§ Directions:
Answer these questions about the text below on eclipsing binary periods:
(a) What processes are secular variations in the period associated with?
(b) Who determined the spectral class of the main component of XZ Per, and what class was it?
(c) What did Lavrov obtain by solving the visual light curve?

The study of the periods of eclipsing binaries is a convenient tool for examining the processes that occur in close binary systems. Secular variations in the period (monotonic increase or decrease) are associated with the processes of exchange of matter between the components and the loss of matter by the system as a whole [1–3]. Quantitative estimates of the decrease (or increase) rate of the period can help to choose among the available theoretical models. Cyclic variations in the orbital period of close binary systems can be caused by the rotation of the apse line (in an eccentric orbit) or by the presence of a third body (or multiple additional bodies) in the system. However, the light-time effect is not always suitable for explaining cyclic variations in the orbital period due to unacceptable parameters of the third body or data that contradict the hypothesis of motion in a long-period orbit. At present, the studies of the cyclic variations in the periods of eclipsing binaries increasingly more often consider the influence of magnetic cycles when it comes to systems with components of late spectral types with a convective shell. Quite often, the variations in the orbital period are a superposition of multiple variations of different nature.

For the eclipsing binary systems considered in this paper, the time dependences of the differences between the observed times of minima and those calculated with linear elements have a rather complex appearance. The shape of all the diagrams indicates a secular decrease in the period, while the corresponding inverse parabola is distorted by additional variations; although the presence of an inverse parabola was obvious to all researchers of these systems, the additional variations in the period were difficult to interpret.

2 TIME VARIATIONS IN THE ORBITAL PERIOD OF XZ Per

The studies of the star XZ Per (HV 03553, GSC 3328.03186, V_max = 11.4^m, P = 1.15163^d) began with the visual observations by Dubyago and Martynov, in which the visual light curve was constructed [4]. Lavrov [5] obtained the photometric elements of the XZ Per orbit by solving this light curve. Using the same visual observations and supplementing them with his later data, Tsesevich [6, 7] studied the behavior of the XZ Per’s period and found that it varied smoothly. The spectral class of the main component, F2-5, was determined by Popper [8]. There is no radial-velocity curve for this system. In [9], a detailed photometric study of XZ Per was performed. Photometric orbital elements were obtained from CCD observations in several spectral bands, and the absolute characteristics of the constituent stars were determined. Variations in the period of XZ Per were studied by many authors, but a fairly large number of the times of minima were considered in [9, 10]. In both of these studies, the variations in the XZ Per period were represented as a superposition of the secular decrease in the period and its jumps. A similar interpretation of the variations in the orbital period was proposed at one time for the eclipsing binary systems RW Tau, TU Her, and TY Peg; however, later it was shown that these variations can be represented by smooth curves corresponding to the light-time effect or magnetic oscillations [11, 12].

§ Supplied material:
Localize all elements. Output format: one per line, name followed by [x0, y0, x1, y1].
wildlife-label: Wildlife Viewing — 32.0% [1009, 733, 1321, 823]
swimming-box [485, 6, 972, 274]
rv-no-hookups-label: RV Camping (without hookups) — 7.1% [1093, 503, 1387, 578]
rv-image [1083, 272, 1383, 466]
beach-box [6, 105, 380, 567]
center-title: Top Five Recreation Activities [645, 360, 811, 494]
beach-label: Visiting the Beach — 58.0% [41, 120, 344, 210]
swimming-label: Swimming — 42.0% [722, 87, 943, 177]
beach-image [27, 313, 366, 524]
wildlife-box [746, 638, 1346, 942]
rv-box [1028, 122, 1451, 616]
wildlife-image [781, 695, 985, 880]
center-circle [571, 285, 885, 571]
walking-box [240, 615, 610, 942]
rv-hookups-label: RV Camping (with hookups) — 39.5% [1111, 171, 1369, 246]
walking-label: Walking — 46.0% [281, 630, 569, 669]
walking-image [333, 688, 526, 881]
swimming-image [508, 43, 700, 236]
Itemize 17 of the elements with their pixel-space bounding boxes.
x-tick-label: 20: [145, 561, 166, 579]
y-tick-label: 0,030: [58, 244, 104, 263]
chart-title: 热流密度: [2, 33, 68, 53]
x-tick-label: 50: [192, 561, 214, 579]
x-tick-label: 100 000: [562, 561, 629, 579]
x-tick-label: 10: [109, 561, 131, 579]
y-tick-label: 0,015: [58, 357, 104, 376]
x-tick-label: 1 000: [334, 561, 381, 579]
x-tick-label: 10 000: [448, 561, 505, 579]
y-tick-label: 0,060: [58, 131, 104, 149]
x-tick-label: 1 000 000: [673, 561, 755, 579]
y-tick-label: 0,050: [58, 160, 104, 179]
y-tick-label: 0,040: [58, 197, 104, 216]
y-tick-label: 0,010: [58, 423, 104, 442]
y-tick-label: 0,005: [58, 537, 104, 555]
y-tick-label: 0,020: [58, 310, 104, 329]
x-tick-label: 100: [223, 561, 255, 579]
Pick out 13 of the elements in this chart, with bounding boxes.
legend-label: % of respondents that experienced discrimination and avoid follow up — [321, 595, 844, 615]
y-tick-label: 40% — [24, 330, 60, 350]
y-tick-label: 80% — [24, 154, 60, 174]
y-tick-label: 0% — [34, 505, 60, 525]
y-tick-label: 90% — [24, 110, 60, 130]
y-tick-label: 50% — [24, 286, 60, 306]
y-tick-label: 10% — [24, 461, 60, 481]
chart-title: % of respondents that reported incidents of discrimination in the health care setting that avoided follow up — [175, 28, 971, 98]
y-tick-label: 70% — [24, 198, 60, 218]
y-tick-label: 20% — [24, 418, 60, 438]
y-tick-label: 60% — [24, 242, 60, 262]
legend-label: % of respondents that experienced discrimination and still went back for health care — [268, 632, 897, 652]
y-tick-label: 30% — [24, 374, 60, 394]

§ Result of this exercise:
(a) Secular variations are associated with the exchange of matter between the components and the loss of matter by the system as a whole.
(b) Popper determined it, and the class was F2-5.
(c) Lavrov obtained the photometric elements of the XZ Per orbit.